## WHAT THE EXERCISE ASKS
Extract each line where the string "палата" shows up.

-------- GIVEN DATA

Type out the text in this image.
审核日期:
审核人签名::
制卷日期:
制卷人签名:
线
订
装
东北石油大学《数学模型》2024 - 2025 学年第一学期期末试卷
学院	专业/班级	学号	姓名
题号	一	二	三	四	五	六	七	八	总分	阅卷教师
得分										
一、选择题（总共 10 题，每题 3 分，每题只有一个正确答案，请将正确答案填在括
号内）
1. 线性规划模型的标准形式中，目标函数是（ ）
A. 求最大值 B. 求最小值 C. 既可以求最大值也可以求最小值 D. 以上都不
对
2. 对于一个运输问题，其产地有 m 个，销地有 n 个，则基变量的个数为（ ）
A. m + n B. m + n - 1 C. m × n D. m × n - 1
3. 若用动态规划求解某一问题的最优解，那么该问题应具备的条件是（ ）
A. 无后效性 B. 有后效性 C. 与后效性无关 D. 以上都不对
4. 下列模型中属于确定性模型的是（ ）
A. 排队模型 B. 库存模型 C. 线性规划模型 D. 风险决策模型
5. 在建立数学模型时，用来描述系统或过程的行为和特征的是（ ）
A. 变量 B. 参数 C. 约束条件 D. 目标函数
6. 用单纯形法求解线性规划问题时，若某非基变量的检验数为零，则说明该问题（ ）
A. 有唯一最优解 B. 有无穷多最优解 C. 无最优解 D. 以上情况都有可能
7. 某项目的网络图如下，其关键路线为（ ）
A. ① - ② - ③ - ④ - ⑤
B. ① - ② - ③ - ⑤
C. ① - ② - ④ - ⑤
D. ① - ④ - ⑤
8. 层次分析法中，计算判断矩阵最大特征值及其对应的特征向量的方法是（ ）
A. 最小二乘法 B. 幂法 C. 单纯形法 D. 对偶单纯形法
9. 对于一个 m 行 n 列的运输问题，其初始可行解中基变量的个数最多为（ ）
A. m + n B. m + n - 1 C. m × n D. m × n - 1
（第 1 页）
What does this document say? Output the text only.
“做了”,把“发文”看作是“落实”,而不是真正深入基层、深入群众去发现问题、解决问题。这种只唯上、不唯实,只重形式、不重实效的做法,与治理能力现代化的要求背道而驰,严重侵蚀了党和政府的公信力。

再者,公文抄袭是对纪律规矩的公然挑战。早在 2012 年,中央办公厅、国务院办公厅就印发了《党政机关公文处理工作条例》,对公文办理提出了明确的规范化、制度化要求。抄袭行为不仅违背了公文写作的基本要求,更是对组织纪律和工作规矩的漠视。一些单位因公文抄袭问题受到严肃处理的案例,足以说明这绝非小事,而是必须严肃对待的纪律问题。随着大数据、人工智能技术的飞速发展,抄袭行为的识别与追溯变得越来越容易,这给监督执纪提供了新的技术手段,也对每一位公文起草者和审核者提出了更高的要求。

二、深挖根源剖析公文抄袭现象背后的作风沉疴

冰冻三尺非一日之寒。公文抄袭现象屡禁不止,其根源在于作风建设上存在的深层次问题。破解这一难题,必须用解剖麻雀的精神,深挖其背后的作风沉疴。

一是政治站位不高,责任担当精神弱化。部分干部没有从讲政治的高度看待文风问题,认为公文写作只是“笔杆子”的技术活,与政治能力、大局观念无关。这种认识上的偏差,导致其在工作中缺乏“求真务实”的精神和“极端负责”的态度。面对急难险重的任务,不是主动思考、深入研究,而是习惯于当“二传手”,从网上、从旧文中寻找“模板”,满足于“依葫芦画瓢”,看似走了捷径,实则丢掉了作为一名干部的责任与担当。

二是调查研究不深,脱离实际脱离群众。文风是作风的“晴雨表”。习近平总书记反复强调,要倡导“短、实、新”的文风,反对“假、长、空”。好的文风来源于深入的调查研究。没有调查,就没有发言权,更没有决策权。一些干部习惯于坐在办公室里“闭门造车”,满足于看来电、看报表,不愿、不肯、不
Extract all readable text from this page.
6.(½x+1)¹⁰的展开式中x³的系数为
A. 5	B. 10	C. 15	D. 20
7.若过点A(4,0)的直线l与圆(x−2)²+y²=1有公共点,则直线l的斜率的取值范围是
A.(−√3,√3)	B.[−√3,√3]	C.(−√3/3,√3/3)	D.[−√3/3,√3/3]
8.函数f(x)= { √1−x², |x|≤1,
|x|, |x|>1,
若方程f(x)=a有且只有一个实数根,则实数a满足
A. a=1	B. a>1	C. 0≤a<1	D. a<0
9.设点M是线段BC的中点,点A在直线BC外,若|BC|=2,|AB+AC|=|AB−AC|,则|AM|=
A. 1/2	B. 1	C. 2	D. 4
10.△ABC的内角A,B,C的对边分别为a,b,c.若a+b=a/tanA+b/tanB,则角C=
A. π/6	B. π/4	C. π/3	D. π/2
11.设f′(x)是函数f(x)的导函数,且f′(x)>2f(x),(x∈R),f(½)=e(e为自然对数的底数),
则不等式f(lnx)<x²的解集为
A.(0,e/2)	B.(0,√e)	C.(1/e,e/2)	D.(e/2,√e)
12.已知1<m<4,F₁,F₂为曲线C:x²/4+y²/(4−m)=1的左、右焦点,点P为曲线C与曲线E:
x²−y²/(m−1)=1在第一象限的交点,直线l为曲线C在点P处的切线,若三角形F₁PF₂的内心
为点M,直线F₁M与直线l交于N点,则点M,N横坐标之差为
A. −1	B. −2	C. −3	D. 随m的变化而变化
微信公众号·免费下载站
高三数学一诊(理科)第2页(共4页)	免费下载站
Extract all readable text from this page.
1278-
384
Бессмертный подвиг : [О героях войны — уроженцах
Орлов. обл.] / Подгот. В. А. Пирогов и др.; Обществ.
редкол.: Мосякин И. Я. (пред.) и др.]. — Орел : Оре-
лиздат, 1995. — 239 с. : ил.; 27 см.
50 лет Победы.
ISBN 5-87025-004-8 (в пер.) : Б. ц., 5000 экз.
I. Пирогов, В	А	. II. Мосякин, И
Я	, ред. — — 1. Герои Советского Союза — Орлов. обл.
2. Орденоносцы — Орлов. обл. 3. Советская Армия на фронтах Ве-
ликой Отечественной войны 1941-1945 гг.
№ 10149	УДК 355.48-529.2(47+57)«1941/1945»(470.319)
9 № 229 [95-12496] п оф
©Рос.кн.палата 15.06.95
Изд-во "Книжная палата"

----------------

## SOLUTION TO THE PROBLEM
©Рос.кн.палата 15.06.95
Изд-во "Книжная палата"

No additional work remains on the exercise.